Collection entries:
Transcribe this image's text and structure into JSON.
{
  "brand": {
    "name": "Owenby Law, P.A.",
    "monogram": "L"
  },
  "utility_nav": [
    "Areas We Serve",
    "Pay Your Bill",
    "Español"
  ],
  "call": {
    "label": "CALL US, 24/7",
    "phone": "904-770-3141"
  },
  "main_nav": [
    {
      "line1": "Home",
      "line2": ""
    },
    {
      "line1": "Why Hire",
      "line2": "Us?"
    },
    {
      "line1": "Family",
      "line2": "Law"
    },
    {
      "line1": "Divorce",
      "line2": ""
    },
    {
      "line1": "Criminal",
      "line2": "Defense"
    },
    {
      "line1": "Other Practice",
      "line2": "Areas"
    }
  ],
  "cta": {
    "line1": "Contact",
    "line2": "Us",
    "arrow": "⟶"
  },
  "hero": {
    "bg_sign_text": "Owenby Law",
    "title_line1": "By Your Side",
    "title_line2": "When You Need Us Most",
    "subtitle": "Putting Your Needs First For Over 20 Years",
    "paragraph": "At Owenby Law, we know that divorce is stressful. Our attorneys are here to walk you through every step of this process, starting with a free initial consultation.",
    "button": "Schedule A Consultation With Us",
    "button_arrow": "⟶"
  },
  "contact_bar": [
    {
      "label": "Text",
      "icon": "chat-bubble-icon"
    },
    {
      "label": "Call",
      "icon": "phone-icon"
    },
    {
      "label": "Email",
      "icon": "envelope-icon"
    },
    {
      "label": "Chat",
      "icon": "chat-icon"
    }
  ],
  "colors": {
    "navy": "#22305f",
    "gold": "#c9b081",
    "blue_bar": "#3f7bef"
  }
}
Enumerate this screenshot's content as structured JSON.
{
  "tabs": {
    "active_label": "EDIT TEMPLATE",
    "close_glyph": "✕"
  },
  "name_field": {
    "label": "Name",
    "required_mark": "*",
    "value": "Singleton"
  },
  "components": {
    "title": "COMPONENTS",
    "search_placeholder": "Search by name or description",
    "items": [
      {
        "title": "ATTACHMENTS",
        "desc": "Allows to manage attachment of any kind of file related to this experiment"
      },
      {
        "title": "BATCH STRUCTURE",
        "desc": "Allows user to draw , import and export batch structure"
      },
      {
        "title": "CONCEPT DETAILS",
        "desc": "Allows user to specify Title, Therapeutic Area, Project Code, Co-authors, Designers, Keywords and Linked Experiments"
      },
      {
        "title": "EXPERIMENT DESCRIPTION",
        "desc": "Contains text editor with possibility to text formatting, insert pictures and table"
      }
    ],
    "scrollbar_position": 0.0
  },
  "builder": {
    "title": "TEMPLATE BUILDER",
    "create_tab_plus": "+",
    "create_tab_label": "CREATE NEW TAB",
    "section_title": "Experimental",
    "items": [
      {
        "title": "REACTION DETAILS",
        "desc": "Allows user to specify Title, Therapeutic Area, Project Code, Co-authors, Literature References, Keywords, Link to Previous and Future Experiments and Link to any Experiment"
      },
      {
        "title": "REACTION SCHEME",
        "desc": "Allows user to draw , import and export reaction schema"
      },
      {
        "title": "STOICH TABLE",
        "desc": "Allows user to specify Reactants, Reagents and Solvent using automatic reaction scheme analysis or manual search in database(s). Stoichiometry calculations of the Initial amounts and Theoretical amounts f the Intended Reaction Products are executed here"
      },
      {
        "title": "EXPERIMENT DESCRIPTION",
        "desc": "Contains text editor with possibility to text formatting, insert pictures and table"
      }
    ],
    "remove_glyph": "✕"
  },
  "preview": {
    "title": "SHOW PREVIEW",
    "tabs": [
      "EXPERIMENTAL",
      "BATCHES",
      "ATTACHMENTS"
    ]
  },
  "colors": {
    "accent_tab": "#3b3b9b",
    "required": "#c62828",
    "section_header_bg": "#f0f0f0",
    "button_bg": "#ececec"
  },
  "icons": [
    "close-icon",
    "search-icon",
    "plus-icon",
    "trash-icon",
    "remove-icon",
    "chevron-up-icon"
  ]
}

GIVEN REQUEST
Extract each line of the material exactly as it stands.

RESPONSE TO THIS TASK
Transcribe this image's text and structure into JSON.
{
  "brand": {
    "name": "Owenby Law, P.A.",
    "monogram": "L"
  },
  "utility_nav": [
    "Areas We Serve",
    "Pay Your Bill",
    "Español"
  ],
  "call": {
    "label": "CALL US, 24/7",
    "phone": "904-770-3141"
  },
  "main_nav": [
    {
      "line1": "Home",
      "line2": ""
    },
    {
      "line1": "Why Hire",
      "line2": "Us?"
    },
    {
      "line1": "Family",
      "line2": "Law"
    },
    {
      "line1": "Divorce",
      "line2": ""
    },
    {
      "line1": "Criminal",
      "line2": "Defense"
    },
    {
      "line1": "Other Practice",
      "line2": "Areas"
    }
  ],
  "cta": {
    "line1": "Contact",
    "line2": "Us",
    "arrow": "⟶"
  },
  "hero": {
    "bg_sign_text": "Owenby Law",
    "title_line1": "By Your Side",
    "title_line2": "When You Need Us Most",
    "subtitle": "Putting Your Needs First For Over 20 Years",
    "paragraph": "At Owenby Law, we know that divorce is stressful. Our attorneys are here to walk you through every step of this process, starting with a free initial consultation.",
    "button": "Schedule A Consultation With Us",
    "button_arrow": "⟶"
  },
  "contact_bar": [
    {
      "label": "Text",
      "icon": "chat-bubble-icon"
    },
    {
      "label": "Call",
      "icon": "phone-icon"
    },
    {
      "label": "Email",
      "icon": "envelope-icon"
    },
    {
      "label": "Chat",
      "icon": "chat-icon"
    }
  ],
  "colors": {
    "navy": "#22305f",
    "gold": "#c9b081",
    "blue_bar": "#3f7bef"
  }
}
Enumerate this screenshot's content as structured JSON.
{
  "tabs": {
    "active_label": "EDIT TEMPLATE",
    "close_glyph": "✕"
  },
  "name_field": {
    "label": "Name",
    "required_mark": "*",
    "value": "Singleton"
  },
  "components": {
    "title": "COMPONENTS",
    "search_placeholder": "Search by name or description",
    "items": [
      {
        "title": "ATTACHMENTS",
        "desc": "Allows to manage attachment of any kind of file related to this experiment"
      },
      {
        "title": "BATCH STRUCTURE",
        "desc": "Allows user to draw , import and export batch structure"
      },
      {
        "title": "CONCEPT DETAILS",
        "desc": "Allows user to specify Title, Therapeutic Area, Project Code, Co-authors, Designers, Keywords and Linked Experiments"
      },
      {
        "title": "EXPERIMENT DESCRIPTION",
        "desc": "Contains text editor with possibility to text formatting, insert pictures and table"
      }
    ],
    "scrollbar_position": 0.0
  },
  "builder": {
    "title": "TEMPLATE BUILDER",
    "create_tab_plus": "+",
    "create_tab_label": "CREATE NEW TAB",
    "section_title": "Experimental",
    "items": [
      {
        "title": "REACTION DETAILS",
        "desc": "Allows user to specify Title, Therapeutic Area, Project Code, Co-authors, Literature References, Keywords, Link to Previous and Future Experiments and Link to any Experiment"
      },
      {
        "title": "REACTION SCHEME",
        "desc": "Allows user to draw , import and export reaction schema"
      },
      {
        "title": "STOICH TABLE",
        "desc": "Allows user to specify Reactants, Reagents and Solvent using automatic reaction scheme analysis or manual search in database(s). Stoichiometry calculations of the Initial amounts and Theoretical amounts f the Intended Reaction Products are executed here"
      },
      {
        "title": "EXPERIMENT DESCRIPTION",
        "desc": "Contains text editor with possibility to text formatting, insert pictures and table"
      }
    ],
    "remove_glyph": "✕"
  },
  "preview": {
    "title": "SHOW PREVIEW",
    "tabs": [
      "EXPERIMENTAL",
      "BATCHES",
      "ATTACHMENTS"
    ]
  },
  "colors": {
    "accent_tab": "#3b3b9b",
    "required": "#c62828",
    "section_header_bg": "#f0f0f0",
    "button_bg": "#ececec"
  },
  "icons": [
    "close-icon",
    "search-icon",
    "plus-icon",
    "trash-icon",
    "remove-icon",
    "chevron-up-icon"
  ]
}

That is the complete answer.